(WHAT THE TASK ASKS): Reproduce each of the items below word for word, omitting the pictures.

(DATA TO PROCESS):
○ ○ ○

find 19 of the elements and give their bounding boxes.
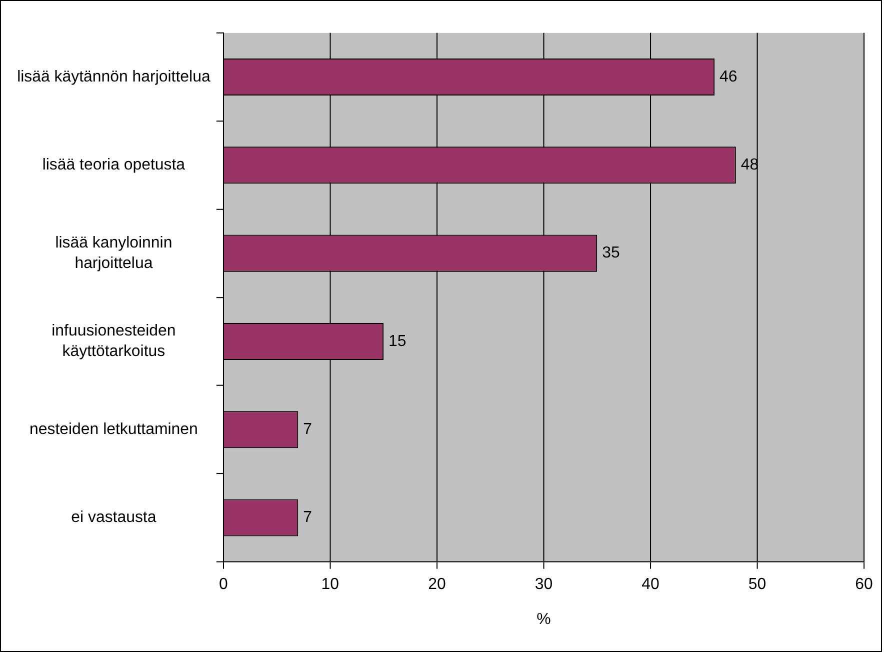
- data-label: 15: [388, 332, 406, 350]
- data-label: 7: [303, 509, 312, 526]
- y-tick-label: lisää teoria opetusta: [42, 156, 186, 174]
- x-tick-label: 20: [428, 576, 446, 593]
- x-tick-label: 10: [321, 576, 340, 593]
- x-tick-label: 60: [855, 576, 874, 593]
- x-tick-label: 50: [748, 576, 766, 593]
- data-label: 35: [602, 244, 620, 262]
- y-tick-label: ei vastausta: [71, 509, 156, 526]
- y-tick-label: infuusionesteiden käyttötarkoitus: [52, 322, 176, 360]
- x-axis-title: %: [536, 610, 551, 628]
- x-tick-label: 40: [642, 576, 660, 593]
- y-tick-label: nesteiden letkuttaminen: [29, 421, 198, 438]
- data-label: 46: [720, 68, 738, 86]
- data-label: 7: [303, 421, 312, 438]
- x-tick-label: 0: [218, 576, 228, 593]
- x-tick-label: 30: [534, 576, 553, 593]
- y-tick-label: lisää kanyloinnin harjoittelua: [55, 234, 172, 272]
- y-tick-label: lisää käytännön harjoittelua: [17, 68, 210, 86]
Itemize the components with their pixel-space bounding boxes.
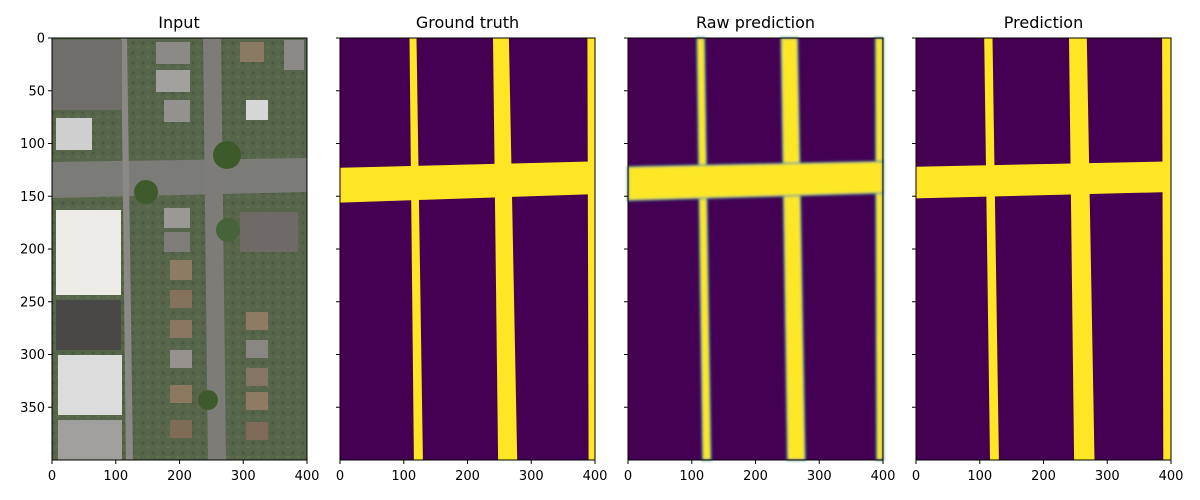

○ ○ ○

(EXERCISE OUTPUT):
find 19 of the elements and give their bounding boxes.
- data-label: 15: [388, 332, 406, 350]
- data-label: 7: [303, 509, 312, 526]
- y-tick-label: lisää teoria opetusta: [42, 156, 186, 174]
- x-tick-label: 20: [428, 576, 446, 593]
- x-tick-label: 10: [321, 576, 340, 593]
- x-tick-label: 60: [855, 576, 874, 593]
- x-tick-label: 50: [748, 576, 766, 593]
- data-label: 35: [602, 244, 620, 262]
- y-tick-label: ei vastausta: [71, 509, 156, 526]
- y-tick-label: infuusionesteiden käyttötarkoitus: [52, 322, 176, 360]
- x-axis-title: %: [536, 610, 551, 628]
- x-tick-label: 40: [642, 576, 660, 593]
- y-tick-label: nesteiden letkuttaminen: [29, 421, 198, 438]
- data-label: 46: [720, 68, 738, 86]
- data-label: 7: [303, 421, 312, 438]
- x-tick-label: 0: [218, 576, 228, 593]
- x-tick-label: 30: [534, 576, 553, 593]
- y-tick-label: lisää kanyloinnin harjoittelua: [55, 234, 172, 272]
- y-tick-label: lisää käytännön harjoittelua: [17, 68, 210, 86]
Itemize the components with their pixel-space bounding boxes.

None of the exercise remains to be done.